YOUR GOAL: Work out how many lines in the entries contain the string "ಭವನದ", and give nothing but that number.

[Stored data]

----------------------------------------

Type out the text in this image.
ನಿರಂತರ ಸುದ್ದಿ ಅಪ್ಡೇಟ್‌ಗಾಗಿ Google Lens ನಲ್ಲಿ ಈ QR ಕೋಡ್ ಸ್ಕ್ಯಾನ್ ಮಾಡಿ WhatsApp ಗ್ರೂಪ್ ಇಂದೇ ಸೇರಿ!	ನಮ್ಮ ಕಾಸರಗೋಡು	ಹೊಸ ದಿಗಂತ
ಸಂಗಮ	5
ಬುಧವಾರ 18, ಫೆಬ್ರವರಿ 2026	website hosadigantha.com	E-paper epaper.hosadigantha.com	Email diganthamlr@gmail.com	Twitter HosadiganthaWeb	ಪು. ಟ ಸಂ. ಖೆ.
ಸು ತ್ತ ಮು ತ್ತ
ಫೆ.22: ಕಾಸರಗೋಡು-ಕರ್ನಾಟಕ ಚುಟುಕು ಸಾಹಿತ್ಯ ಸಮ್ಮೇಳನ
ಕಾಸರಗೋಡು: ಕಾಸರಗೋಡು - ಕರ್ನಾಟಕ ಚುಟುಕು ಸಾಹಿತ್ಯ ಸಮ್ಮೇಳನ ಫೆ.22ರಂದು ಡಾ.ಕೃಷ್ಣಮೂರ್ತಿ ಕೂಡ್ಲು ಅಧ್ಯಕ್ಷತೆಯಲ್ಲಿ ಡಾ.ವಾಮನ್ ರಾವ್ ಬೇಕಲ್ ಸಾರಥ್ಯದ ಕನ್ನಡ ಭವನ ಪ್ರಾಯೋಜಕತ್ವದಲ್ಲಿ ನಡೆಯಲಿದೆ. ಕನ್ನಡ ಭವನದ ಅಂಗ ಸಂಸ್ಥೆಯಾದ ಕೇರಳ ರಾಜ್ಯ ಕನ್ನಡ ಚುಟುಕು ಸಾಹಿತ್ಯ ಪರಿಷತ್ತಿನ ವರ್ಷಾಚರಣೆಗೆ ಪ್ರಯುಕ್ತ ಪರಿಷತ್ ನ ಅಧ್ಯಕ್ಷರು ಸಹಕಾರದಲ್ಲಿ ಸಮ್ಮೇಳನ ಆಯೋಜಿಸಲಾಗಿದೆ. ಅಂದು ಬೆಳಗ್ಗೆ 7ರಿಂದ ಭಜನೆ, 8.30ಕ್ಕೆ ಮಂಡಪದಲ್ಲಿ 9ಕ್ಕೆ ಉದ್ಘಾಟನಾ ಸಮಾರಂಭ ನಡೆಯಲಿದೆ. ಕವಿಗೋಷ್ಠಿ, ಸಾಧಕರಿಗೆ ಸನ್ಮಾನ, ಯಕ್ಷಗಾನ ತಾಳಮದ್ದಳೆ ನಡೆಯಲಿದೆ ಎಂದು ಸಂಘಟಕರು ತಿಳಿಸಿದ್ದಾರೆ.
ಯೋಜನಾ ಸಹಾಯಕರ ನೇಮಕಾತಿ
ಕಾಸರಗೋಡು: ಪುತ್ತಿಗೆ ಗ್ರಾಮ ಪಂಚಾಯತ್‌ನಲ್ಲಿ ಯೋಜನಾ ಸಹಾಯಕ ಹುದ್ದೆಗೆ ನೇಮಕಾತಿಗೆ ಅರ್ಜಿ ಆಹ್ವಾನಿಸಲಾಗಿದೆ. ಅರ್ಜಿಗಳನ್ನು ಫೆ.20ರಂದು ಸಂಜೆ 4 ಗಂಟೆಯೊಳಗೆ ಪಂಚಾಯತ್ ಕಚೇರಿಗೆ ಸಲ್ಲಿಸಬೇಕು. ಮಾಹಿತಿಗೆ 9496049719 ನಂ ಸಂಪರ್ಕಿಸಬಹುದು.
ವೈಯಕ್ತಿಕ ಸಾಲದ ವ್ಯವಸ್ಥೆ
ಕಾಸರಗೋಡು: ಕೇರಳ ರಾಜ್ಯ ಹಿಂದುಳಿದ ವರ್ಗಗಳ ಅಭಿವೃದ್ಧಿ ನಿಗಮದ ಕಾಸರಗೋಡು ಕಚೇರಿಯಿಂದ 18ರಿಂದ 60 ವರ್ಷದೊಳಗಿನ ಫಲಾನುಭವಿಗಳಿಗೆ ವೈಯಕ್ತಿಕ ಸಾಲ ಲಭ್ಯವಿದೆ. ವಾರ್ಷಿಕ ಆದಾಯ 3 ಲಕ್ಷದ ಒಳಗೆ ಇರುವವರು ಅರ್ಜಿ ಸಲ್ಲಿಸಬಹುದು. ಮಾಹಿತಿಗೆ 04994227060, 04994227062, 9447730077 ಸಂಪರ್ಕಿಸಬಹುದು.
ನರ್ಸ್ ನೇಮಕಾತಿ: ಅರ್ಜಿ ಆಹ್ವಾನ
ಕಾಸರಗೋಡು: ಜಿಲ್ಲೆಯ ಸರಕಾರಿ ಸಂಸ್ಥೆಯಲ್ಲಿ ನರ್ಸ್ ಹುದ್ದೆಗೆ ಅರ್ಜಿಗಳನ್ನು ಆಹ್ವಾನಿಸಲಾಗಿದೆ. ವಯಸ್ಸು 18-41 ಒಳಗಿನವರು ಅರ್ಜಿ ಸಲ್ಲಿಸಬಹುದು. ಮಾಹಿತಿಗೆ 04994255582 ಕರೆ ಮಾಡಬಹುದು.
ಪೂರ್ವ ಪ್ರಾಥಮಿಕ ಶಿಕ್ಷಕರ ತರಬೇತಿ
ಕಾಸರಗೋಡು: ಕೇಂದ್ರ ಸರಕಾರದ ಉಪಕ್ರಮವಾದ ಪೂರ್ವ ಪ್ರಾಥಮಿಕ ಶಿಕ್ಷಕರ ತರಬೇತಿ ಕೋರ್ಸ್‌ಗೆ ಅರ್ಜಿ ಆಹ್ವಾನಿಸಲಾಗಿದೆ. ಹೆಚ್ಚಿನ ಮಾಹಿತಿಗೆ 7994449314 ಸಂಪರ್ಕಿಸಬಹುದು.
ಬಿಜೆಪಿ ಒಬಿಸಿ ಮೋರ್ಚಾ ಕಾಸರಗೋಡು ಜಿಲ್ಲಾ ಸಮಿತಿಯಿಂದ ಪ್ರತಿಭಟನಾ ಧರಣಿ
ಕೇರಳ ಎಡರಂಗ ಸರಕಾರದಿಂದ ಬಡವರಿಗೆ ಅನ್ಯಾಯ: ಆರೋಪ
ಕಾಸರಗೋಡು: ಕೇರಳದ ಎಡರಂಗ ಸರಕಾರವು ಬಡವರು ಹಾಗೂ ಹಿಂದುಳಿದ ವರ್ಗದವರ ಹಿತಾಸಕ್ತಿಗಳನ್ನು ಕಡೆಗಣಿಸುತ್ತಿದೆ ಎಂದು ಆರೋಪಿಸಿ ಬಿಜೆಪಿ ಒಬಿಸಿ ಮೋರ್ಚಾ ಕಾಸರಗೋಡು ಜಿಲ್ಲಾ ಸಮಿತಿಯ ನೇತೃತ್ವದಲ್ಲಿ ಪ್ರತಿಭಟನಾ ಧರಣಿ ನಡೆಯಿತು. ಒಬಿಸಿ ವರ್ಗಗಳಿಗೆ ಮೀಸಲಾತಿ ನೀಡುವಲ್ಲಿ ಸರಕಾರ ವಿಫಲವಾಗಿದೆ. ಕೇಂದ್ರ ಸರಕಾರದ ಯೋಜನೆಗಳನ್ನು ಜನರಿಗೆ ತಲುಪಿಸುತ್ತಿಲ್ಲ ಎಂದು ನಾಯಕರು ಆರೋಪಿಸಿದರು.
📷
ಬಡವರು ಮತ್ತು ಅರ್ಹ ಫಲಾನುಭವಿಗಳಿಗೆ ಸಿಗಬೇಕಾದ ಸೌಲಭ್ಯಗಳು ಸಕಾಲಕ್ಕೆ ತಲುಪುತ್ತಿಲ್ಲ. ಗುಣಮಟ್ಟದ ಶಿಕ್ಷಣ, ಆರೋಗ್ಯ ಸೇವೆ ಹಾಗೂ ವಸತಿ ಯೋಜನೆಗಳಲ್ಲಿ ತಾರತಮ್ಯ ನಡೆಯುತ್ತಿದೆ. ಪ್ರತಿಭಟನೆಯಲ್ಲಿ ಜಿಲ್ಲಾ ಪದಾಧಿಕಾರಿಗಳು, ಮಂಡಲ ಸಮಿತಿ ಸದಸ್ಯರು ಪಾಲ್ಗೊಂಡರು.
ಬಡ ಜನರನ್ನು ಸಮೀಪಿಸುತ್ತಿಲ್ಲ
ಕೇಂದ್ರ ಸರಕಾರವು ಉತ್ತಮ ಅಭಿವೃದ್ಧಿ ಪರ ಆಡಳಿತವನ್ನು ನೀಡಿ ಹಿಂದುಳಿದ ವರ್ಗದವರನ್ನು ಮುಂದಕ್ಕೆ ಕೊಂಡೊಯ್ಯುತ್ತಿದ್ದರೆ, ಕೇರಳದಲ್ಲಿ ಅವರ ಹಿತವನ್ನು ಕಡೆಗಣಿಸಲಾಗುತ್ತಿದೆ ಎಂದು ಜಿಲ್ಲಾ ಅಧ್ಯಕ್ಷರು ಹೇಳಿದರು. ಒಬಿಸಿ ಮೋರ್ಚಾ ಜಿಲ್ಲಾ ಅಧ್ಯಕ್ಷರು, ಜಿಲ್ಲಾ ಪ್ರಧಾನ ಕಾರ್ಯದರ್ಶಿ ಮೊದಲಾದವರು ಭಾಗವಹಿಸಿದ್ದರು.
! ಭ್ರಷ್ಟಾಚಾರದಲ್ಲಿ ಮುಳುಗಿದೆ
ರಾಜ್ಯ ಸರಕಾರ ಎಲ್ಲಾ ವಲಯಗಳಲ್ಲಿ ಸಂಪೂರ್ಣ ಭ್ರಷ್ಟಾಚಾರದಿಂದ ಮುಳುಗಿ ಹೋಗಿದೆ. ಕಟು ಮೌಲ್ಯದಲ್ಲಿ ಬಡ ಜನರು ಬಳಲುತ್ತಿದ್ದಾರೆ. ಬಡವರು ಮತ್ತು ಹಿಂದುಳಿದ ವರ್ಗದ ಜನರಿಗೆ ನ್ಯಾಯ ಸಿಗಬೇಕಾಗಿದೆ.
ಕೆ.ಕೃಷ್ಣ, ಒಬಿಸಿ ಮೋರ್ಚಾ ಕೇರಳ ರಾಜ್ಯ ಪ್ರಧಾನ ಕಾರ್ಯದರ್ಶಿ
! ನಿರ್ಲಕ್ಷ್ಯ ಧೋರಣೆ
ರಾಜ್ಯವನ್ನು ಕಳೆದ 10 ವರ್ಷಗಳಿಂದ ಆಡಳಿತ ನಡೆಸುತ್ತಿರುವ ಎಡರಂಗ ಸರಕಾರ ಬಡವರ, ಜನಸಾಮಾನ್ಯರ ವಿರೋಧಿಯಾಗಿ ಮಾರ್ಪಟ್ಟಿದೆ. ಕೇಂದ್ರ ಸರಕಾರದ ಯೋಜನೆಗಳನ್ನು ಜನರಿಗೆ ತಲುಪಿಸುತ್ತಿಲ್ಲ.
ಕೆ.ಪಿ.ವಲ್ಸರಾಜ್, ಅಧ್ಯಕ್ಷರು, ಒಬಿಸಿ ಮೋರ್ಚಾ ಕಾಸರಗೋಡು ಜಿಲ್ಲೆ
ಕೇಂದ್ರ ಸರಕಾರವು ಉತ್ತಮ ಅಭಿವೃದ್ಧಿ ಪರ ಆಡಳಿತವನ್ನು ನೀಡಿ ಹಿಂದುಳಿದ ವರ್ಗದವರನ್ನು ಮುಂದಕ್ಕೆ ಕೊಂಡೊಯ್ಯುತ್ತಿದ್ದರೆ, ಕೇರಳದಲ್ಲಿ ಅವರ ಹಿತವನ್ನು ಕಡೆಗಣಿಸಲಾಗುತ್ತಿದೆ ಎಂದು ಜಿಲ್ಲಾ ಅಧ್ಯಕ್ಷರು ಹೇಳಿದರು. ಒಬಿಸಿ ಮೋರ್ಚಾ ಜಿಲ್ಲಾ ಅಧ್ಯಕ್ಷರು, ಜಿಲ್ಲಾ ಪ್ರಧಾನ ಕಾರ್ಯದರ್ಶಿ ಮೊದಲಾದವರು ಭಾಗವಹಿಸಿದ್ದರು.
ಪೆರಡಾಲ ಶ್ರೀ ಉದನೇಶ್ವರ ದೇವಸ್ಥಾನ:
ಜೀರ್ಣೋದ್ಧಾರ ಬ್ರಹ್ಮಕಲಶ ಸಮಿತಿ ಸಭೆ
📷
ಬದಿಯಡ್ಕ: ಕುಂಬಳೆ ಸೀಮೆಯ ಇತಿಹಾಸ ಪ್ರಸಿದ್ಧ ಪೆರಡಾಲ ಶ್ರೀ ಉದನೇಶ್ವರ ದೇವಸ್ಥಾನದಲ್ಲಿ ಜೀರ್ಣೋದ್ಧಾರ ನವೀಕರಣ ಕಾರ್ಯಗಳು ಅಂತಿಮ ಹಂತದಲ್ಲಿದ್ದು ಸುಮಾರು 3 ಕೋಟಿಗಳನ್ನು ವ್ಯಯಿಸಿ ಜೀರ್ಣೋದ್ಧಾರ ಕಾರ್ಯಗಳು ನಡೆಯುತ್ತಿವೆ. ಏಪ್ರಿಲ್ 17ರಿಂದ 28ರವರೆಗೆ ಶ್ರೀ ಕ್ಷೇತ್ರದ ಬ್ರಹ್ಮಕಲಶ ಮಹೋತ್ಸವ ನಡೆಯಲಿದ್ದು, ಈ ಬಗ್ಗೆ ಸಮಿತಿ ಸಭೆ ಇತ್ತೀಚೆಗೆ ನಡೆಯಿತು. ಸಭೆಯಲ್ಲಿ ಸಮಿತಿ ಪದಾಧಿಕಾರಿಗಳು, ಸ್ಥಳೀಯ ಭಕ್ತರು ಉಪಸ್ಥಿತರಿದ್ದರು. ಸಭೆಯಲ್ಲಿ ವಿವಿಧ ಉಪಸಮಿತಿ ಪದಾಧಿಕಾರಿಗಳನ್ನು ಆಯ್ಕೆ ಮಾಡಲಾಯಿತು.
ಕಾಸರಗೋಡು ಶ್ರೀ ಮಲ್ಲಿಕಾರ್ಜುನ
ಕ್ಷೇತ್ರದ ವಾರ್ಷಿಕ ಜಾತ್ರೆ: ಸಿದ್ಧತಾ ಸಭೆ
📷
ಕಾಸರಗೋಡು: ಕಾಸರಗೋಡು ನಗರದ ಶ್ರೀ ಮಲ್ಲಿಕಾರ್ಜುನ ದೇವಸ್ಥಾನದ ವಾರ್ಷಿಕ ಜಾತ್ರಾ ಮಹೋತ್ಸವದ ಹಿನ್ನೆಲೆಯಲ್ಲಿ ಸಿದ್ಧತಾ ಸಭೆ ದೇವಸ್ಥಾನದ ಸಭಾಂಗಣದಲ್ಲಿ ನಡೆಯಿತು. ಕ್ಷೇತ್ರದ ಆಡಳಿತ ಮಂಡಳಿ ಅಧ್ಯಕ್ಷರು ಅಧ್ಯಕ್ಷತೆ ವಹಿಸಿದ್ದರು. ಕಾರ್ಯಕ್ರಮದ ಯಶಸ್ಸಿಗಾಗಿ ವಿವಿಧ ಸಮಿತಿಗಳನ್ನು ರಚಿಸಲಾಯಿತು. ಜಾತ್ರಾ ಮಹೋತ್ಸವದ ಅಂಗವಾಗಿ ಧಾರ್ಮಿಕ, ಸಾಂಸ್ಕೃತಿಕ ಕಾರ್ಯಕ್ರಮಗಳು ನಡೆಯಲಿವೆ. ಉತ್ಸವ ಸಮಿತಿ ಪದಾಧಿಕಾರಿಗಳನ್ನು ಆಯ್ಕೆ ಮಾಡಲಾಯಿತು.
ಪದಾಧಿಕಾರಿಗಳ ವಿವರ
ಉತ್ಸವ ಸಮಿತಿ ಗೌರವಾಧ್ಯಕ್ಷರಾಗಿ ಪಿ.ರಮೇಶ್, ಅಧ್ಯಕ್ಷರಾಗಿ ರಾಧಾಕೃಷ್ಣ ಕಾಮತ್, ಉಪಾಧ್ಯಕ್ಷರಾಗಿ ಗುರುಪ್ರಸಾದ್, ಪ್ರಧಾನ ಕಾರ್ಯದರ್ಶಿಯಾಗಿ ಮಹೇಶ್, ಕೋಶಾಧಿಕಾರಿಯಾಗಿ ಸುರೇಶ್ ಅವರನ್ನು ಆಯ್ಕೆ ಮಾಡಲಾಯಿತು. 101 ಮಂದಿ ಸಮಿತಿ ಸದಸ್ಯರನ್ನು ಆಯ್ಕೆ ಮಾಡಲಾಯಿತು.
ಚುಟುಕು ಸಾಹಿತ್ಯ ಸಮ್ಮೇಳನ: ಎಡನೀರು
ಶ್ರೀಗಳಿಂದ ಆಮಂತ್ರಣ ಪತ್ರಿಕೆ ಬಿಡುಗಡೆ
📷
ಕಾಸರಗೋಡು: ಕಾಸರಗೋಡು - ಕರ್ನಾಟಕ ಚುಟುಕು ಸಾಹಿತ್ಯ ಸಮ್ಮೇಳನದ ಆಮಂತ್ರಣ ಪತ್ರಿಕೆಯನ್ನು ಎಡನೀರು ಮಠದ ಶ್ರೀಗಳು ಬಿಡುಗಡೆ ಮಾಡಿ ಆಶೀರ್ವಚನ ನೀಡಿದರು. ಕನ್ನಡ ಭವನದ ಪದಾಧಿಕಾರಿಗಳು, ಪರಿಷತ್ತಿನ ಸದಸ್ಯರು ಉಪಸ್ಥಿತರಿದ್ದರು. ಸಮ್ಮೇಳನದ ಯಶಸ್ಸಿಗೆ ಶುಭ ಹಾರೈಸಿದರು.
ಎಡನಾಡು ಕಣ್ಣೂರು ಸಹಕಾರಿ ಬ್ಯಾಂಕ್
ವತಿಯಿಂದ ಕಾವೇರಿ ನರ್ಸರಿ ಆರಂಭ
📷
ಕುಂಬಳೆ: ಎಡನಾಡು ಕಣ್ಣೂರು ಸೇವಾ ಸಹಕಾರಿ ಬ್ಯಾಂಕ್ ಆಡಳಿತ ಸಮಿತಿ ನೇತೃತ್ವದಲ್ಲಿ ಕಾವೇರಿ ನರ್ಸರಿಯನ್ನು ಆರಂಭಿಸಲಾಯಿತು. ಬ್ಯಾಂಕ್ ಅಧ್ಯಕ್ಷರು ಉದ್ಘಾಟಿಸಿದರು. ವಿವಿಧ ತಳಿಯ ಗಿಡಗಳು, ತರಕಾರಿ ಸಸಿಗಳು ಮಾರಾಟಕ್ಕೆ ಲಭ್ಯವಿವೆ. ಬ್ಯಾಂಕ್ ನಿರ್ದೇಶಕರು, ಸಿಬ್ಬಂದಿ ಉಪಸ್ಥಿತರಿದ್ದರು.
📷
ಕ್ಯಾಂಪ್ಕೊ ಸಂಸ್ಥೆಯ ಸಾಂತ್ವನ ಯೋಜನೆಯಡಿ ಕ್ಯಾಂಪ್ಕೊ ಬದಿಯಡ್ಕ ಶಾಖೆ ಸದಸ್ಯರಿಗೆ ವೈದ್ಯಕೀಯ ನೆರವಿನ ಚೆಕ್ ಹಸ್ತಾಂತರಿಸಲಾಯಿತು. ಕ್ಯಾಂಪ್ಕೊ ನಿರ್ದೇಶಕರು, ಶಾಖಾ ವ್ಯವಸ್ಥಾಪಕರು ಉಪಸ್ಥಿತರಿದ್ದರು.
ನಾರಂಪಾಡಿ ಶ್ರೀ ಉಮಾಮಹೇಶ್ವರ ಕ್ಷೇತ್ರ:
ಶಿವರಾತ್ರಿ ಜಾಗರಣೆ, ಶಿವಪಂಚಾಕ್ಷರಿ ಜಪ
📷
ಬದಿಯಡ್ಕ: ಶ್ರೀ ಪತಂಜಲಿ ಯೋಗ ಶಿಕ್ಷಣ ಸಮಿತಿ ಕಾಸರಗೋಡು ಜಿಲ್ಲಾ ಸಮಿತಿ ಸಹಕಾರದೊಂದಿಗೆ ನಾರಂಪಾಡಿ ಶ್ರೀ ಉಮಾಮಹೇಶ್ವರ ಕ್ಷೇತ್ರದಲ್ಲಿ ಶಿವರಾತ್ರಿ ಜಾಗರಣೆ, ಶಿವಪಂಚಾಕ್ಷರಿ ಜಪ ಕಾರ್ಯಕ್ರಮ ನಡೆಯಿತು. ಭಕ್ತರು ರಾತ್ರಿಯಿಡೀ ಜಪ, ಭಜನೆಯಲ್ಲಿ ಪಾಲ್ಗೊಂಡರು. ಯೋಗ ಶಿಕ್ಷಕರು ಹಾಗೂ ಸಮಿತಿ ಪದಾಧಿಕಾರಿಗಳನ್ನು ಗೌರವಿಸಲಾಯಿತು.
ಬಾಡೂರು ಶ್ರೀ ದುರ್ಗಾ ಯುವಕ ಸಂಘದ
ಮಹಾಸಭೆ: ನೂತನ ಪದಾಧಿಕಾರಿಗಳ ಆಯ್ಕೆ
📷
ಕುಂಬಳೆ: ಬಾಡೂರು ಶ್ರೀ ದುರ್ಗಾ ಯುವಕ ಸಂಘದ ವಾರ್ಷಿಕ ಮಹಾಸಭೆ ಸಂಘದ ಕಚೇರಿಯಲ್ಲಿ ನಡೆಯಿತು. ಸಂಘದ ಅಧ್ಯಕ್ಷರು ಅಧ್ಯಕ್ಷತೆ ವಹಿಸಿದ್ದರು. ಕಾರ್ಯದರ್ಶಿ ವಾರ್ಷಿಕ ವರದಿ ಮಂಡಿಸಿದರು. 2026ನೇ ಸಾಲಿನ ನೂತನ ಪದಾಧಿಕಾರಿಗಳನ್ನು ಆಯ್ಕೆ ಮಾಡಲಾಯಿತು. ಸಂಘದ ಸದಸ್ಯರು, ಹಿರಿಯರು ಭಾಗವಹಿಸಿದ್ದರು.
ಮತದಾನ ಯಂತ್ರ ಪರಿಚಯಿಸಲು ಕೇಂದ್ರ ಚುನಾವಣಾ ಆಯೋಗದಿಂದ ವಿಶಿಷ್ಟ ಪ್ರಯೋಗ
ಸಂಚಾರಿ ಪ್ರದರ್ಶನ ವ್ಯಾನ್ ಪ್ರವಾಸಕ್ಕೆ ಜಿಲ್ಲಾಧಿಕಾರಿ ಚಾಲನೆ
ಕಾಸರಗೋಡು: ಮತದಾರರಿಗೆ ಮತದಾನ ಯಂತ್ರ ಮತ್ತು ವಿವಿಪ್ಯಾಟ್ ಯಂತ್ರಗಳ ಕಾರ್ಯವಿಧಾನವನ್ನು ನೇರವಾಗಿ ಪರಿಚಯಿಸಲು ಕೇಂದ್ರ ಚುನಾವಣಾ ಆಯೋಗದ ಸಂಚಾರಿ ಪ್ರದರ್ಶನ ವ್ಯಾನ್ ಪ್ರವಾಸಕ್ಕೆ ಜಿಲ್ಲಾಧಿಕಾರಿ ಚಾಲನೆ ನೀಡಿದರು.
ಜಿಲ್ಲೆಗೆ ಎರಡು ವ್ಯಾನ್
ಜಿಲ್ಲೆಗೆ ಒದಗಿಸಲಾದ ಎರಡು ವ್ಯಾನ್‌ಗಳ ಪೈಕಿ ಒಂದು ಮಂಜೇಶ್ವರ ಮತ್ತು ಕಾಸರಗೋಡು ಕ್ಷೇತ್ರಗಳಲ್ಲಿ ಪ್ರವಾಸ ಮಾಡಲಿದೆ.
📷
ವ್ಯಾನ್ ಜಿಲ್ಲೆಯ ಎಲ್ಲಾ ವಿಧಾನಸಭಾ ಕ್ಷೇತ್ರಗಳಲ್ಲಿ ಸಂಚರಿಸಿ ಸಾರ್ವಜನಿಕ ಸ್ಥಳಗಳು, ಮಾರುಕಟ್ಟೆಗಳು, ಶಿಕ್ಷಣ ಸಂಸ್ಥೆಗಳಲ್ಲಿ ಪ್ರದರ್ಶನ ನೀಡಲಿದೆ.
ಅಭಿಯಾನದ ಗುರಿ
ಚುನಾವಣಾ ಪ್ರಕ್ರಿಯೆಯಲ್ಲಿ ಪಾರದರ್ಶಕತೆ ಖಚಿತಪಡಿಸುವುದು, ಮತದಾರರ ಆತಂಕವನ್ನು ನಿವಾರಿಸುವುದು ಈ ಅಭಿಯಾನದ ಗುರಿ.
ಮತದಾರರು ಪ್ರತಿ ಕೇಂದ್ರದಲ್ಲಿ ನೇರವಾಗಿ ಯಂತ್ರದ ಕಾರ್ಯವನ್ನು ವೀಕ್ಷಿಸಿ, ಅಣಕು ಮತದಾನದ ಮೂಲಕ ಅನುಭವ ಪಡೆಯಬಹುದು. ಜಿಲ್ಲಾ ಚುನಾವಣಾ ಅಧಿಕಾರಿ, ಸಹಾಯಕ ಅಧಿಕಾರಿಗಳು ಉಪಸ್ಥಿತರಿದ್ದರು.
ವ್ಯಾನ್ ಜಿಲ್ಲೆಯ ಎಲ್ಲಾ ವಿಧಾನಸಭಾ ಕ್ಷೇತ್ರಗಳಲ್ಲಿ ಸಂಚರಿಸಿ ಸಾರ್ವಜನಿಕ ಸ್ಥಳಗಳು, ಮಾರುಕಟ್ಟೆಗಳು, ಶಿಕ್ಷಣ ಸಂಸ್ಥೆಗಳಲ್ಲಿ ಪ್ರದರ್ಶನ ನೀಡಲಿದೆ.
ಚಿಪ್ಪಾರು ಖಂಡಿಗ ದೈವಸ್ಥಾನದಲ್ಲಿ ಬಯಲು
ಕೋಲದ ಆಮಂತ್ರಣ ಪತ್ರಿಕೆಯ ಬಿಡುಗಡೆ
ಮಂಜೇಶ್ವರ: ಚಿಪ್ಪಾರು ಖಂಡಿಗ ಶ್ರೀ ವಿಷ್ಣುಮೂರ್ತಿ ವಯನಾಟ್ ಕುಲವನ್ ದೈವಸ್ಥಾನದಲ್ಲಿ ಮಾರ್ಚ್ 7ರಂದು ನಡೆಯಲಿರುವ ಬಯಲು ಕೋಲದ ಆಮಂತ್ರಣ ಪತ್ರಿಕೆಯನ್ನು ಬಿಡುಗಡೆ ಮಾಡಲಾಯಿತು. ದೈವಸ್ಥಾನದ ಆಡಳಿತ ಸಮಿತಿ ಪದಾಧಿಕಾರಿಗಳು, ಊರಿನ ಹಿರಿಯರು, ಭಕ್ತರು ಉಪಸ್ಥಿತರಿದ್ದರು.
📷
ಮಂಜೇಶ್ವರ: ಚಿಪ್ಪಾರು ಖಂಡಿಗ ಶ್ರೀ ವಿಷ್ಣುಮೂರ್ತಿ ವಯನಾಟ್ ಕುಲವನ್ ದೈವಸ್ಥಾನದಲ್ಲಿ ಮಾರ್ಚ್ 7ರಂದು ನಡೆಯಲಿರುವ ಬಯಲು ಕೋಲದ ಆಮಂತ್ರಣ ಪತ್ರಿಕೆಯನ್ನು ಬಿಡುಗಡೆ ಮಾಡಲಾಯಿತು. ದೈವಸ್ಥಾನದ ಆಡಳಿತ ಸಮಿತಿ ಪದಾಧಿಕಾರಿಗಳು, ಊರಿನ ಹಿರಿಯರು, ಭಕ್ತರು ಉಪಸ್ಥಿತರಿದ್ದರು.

----------------------------------------

OUTPUT: 2